(Records excerpted from a collection)
>>

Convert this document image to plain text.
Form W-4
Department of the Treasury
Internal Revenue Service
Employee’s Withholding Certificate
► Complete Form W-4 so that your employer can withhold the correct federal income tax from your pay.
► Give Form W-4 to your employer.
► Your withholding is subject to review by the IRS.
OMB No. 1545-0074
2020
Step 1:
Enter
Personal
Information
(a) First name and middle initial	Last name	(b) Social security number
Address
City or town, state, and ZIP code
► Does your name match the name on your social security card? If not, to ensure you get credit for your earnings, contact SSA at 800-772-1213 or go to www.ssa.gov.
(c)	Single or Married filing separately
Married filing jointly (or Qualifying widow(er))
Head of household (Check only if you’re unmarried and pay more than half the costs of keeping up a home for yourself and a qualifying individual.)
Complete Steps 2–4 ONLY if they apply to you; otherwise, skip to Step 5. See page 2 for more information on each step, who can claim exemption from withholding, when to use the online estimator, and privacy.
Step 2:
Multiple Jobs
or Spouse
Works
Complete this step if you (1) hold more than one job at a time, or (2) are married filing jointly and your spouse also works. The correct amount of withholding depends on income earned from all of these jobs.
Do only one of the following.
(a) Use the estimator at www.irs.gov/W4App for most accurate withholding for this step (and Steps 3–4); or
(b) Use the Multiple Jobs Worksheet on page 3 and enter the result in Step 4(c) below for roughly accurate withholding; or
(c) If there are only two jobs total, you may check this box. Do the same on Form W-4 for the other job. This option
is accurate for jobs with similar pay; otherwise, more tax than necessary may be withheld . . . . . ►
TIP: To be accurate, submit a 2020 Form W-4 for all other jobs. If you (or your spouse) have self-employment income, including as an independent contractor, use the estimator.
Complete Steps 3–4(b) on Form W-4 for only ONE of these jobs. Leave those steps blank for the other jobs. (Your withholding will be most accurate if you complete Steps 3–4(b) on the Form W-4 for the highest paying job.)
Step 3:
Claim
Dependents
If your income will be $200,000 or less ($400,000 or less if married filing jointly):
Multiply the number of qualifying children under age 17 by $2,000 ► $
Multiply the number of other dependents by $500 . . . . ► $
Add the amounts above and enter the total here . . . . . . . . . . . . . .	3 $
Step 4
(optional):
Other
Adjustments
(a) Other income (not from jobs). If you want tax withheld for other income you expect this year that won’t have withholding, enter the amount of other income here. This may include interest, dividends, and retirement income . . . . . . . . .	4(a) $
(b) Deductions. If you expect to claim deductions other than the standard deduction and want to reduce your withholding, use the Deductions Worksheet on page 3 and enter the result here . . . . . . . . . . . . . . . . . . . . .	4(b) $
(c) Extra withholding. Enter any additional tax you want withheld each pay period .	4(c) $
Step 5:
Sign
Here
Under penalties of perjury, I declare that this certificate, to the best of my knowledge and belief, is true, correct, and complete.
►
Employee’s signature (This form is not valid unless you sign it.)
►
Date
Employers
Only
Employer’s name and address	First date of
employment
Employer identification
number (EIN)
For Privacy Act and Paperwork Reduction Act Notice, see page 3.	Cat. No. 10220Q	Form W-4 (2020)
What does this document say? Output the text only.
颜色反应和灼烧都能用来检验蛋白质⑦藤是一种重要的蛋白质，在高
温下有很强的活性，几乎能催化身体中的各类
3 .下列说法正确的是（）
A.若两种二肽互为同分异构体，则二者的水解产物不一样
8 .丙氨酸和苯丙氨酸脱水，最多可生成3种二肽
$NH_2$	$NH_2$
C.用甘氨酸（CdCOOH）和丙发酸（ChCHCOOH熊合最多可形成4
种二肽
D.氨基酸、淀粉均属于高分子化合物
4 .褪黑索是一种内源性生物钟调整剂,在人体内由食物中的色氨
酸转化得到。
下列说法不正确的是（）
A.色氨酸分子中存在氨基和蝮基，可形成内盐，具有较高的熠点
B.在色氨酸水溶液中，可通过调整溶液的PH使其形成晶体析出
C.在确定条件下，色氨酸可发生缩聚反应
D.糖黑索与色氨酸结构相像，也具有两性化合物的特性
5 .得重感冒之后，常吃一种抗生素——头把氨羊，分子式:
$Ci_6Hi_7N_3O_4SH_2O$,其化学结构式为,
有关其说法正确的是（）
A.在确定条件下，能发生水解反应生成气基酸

<<

Search the data for the string "Multiple" and copy each line where it appears.

#### WRITTEN ANSWER
Multiple Jobs
(b) Use the Multiple Jobs Worksheet on page 3 and enter the result in Step 4(c) below for roughly accurate withholding; or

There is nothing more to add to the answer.